→ Passage given:
........

The homes share a common wall, which significantly reduces their overall footprint. The surrounding open landscaping accommodates geothermal wells and adjacent trees. Drought-tolerant plantings and permeable driveway pavement retain groundwater and reduce the need for potable-water irrigation. More than 75 percent of on-site construction waste was recycled. And the site’s ready access to public transit and other community resources earned further LEED credit.
Other resource-conserving elements include high-efficiency gas furnace and air conditioner units, low-flow bathroom fixtures and faucets, spray foam insulation for the walls and roof, Energy-Star appliances, fluorescent and LED light fixtures, and low-VOC paints and sealants.
“Our design encompasses both aesthetics and efficiency,” says Kristine Hesse, LEED-AP, the architect for this project and a principal at Cole & Denny. “Efficient land management and energy savings were top priorities for our client,” she says. “The contractor wanted the experience of doing a LEED project. And the seminary was interested in getting LEED certification, even if they had to pay a little bit more. It was truly a team effort and fits in with the culture of Alexandria as a whole in this day and age.”

........

→ Record list:
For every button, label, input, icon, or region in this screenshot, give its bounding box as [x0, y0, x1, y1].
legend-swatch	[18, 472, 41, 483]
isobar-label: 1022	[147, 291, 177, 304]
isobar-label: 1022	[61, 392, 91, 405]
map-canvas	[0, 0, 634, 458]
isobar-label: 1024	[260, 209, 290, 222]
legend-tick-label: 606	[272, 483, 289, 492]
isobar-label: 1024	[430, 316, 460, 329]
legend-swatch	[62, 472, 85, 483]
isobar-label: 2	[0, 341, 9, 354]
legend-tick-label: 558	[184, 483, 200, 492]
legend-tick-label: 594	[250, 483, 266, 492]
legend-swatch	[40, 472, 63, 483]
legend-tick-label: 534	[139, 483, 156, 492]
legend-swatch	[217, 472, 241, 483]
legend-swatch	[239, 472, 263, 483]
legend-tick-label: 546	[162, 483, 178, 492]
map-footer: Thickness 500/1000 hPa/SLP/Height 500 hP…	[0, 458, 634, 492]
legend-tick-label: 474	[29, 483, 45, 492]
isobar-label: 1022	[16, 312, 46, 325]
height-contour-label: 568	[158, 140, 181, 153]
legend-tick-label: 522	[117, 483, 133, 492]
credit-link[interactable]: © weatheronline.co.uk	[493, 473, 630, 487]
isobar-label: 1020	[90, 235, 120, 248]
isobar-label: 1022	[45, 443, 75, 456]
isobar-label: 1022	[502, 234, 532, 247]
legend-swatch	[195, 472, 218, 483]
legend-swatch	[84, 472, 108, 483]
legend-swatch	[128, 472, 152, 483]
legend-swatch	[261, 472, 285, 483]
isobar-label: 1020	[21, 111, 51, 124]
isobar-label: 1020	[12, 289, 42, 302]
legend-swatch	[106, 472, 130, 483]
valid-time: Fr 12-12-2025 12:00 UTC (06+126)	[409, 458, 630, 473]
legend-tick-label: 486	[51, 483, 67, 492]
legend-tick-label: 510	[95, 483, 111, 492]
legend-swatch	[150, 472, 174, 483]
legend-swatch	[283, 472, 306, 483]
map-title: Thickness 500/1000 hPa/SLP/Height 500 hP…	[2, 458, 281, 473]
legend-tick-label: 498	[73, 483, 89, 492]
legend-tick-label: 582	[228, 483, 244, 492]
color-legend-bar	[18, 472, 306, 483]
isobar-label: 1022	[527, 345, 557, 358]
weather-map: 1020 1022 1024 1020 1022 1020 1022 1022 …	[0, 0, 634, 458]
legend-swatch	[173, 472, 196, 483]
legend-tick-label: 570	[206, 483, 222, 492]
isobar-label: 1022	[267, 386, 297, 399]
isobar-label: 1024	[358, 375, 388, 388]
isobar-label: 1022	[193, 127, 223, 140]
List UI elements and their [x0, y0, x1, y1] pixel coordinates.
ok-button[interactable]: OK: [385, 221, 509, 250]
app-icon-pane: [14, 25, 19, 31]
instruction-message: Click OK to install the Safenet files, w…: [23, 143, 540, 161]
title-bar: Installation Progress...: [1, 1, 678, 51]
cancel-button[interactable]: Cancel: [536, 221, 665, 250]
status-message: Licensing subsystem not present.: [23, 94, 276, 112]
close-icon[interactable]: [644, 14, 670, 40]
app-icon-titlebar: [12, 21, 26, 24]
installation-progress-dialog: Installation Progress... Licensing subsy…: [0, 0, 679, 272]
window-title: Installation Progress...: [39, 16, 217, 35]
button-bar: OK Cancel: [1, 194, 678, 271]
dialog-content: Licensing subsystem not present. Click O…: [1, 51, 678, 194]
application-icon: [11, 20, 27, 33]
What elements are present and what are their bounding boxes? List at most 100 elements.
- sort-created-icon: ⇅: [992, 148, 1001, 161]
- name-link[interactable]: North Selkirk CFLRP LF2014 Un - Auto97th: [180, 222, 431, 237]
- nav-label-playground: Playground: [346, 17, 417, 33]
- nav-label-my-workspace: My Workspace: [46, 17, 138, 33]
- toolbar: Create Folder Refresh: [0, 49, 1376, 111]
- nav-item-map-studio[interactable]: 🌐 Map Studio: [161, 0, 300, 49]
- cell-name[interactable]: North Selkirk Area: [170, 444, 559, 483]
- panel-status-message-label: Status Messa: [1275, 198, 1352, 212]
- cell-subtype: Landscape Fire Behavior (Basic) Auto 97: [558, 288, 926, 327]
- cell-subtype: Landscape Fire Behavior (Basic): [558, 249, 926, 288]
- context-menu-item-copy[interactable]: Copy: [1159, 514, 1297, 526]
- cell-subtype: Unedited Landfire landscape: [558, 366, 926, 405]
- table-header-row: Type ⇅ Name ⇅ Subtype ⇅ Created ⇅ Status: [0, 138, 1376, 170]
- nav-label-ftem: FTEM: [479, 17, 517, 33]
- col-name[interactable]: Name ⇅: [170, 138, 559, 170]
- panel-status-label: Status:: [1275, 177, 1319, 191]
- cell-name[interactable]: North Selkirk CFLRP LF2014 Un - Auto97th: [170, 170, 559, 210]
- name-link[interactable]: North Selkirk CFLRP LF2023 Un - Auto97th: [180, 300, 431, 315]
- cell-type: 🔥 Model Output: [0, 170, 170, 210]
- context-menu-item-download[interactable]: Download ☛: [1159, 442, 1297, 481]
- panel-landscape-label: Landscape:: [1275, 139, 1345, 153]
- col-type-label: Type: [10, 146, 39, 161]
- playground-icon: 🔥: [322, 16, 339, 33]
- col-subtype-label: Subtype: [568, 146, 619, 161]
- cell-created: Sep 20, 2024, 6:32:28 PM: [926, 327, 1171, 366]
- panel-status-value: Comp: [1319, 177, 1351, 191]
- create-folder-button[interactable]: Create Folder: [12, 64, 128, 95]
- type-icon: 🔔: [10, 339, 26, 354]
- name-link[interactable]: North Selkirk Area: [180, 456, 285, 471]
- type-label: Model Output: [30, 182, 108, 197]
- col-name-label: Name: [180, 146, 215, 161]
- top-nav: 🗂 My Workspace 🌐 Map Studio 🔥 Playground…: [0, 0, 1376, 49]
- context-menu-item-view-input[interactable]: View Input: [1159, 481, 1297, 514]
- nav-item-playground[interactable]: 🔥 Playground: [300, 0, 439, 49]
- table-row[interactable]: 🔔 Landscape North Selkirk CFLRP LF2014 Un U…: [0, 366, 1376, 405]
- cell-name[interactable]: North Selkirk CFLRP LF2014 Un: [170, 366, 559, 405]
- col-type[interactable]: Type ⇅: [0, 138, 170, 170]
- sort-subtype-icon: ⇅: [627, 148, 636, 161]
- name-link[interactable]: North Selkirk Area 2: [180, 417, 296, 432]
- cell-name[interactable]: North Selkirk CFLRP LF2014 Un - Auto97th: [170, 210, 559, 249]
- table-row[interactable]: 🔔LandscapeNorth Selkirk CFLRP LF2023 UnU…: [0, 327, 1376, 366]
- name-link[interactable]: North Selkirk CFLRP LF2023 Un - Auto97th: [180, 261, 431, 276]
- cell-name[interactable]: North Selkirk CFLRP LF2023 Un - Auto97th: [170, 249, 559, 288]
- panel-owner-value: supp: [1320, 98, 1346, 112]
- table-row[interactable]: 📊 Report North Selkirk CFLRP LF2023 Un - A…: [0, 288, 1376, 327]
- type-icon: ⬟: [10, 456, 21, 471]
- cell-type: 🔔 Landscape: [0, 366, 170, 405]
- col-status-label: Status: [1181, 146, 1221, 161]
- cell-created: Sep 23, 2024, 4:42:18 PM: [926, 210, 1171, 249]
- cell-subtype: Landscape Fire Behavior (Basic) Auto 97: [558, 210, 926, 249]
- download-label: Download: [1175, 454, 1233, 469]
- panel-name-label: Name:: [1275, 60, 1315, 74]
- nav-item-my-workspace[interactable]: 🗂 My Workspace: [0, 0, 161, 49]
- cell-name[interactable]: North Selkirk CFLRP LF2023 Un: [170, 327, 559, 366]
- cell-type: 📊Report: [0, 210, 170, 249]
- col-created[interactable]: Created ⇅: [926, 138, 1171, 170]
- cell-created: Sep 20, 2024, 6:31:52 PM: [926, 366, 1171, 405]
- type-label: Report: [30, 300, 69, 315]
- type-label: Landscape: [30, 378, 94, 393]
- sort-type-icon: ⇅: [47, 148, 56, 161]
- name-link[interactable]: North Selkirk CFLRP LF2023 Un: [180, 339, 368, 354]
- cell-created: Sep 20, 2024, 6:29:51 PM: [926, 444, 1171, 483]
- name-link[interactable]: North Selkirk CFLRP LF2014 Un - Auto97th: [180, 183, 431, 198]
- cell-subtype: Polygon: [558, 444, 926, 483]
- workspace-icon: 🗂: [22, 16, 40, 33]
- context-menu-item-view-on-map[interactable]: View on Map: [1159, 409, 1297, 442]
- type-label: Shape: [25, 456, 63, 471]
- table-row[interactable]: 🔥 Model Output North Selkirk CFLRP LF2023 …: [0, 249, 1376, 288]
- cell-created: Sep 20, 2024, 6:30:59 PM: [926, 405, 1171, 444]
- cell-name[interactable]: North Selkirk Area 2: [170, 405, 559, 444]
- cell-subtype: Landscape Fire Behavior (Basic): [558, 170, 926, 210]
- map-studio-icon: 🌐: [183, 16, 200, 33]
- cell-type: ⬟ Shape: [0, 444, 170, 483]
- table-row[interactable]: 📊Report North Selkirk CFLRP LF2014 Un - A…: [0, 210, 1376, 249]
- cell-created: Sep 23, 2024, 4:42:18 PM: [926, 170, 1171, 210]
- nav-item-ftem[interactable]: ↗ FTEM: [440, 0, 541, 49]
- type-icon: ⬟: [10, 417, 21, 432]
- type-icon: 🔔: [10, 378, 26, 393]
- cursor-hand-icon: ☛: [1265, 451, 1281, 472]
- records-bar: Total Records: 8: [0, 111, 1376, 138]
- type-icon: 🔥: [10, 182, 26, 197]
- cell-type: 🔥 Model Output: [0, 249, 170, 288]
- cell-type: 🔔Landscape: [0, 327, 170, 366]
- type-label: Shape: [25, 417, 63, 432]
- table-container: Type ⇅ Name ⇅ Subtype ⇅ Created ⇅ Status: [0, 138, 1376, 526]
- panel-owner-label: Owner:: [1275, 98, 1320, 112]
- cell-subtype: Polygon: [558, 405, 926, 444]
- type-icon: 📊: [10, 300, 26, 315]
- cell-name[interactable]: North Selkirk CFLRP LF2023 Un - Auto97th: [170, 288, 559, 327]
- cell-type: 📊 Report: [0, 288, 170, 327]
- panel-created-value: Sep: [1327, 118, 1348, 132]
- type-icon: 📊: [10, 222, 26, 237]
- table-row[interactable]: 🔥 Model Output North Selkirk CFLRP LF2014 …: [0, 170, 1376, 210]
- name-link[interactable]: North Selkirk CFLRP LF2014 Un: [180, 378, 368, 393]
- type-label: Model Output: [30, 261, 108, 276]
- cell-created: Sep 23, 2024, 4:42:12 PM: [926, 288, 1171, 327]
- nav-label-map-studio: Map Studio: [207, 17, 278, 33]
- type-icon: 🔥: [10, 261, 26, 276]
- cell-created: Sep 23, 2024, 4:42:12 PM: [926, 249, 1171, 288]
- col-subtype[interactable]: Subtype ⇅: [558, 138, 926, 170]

........

→ The problem: From the passage about the LEED-certified homes, list each item named in the sentence that begins "Other resource-conserving elements include."

→ Exercise response:
- High-efficiency gas furnace and air conditioner units
- Low-flow bathroom fixtures and faucets
- Spray foam insulation for the walls and roof
- Energy-Star appliances
- Fluorescent and LED light fixtures
- Low-VOC paints and sealants